### Rows
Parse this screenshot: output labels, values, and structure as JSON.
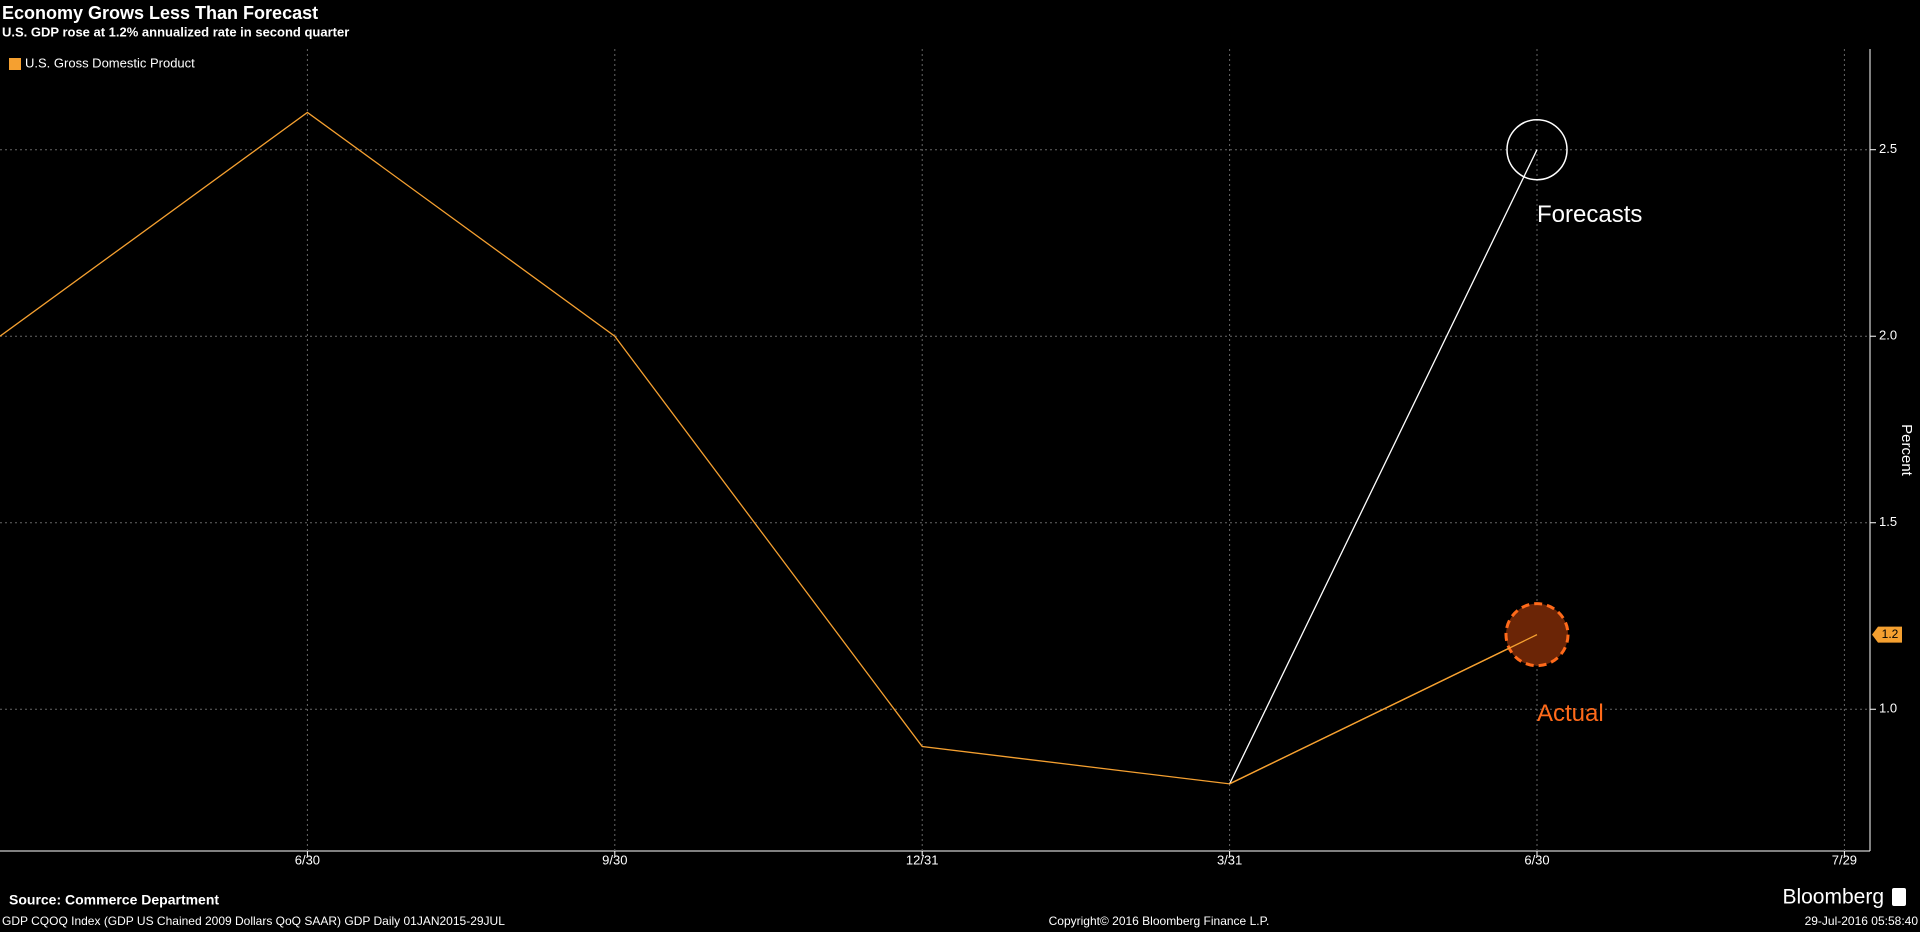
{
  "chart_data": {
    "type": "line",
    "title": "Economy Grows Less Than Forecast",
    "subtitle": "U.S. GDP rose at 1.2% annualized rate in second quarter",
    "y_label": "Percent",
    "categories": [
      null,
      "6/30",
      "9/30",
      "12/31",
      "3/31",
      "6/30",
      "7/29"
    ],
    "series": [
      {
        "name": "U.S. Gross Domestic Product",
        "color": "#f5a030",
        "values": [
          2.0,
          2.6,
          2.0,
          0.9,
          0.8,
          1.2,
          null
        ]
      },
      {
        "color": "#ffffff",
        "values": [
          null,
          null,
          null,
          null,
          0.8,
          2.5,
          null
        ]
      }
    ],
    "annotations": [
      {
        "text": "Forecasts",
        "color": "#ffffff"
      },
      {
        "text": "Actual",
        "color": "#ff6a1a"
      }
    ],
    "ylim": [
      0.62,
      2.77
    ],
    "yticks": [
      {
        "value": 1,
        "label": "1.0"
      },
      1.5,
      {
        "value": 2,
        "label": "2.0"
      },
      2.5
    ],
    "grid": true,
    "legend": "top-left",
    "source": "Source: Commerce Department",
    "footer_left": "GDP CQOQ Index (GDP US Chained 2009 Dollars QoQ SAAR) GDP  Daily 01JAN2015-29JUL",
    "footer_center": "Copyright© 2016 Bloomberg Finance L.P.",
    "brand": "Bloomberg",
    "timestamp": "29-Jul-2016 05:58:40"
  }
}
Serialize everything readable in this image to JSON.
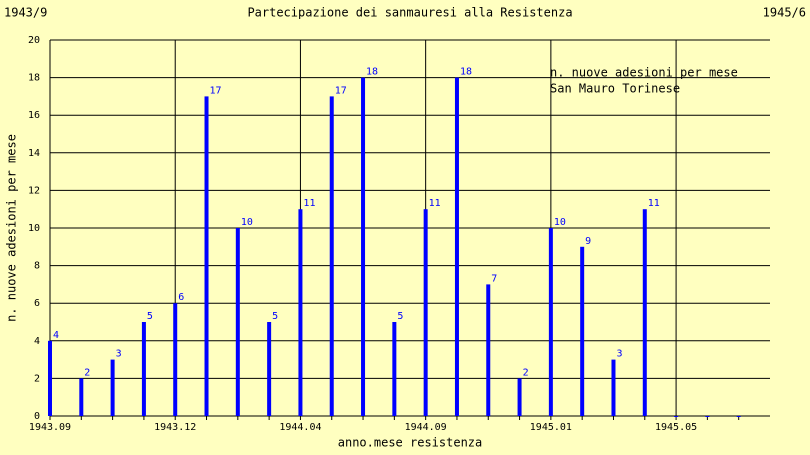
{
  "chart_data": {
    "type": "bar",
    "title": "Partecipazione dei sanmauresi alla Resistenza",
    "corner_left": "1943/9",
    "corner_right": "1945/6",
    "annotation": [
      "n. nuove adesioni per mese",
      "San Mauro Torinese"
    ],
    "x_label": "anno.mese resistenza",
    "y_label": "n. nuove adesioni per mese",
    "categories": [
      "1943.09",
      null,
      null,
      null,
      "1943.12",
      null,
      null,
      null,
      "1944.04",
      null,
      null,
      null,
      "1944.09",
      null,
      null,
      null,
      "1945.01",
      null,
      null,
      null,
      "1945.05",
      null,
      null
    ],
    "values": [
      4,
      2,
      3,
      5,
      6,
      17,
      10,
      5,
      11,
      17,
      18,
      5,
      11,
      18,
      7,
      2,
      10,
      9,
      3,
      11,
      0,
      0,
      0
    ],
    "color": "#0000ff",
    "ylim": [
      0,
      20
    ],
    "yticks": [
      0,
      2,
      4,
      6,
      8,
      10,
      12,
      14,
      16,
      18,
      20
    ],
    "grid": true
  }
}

### Task to complete
Set down exactly and only the lines from the line that contains "Serialize everything readable" through the last line of the entries above, with both of those lines included and the pictures left out.

### Exercise answer
Serialize everything readable in this image to JSON.
{
  "chart_data": {
    "type": "bar",
    "title": "Partecipazione dei sanmauresi alla Resistenza",
    "corner_left": "1943/9",
    "corner_right": "1945/6",
    "annotation": [
      "n. nuove adesioni per mese",
      "San Mauro Torinese"
    ],
    "x_label": "anno.mese resistenza",
    "y_label": "n. nuove adesioni per mese",
    "categories": [
      "1943.09",
      null,
      null,
      null,
      "1943.12",
      null,
      null,
      null,
      "1944.04",
      null,
      null,
      null,
      "1944.09",
      null,
      null,
      null,
      "1945.01",
      null,
      null,
      null,
      "1945.05",
      null,
      null
    ],
    "values": [
      4,
      2,
      3,
      5,
      6,
      17,
      10,
      5,
      11,
      17,
      18,
      5,
      11,
      18,
      7,
      2,
      10,
      9,
      3,
      11,
      0,
      0,
      0
    ],
    "color": "#0000ff",
    "ylim": [
      0,
      20
    ],
    "yticks": [
      0,
      2,
      4,
      6,
      8,
      10,
      12,
      14,
      16,
      18,
      20
    ],
    "grid": true
  }
}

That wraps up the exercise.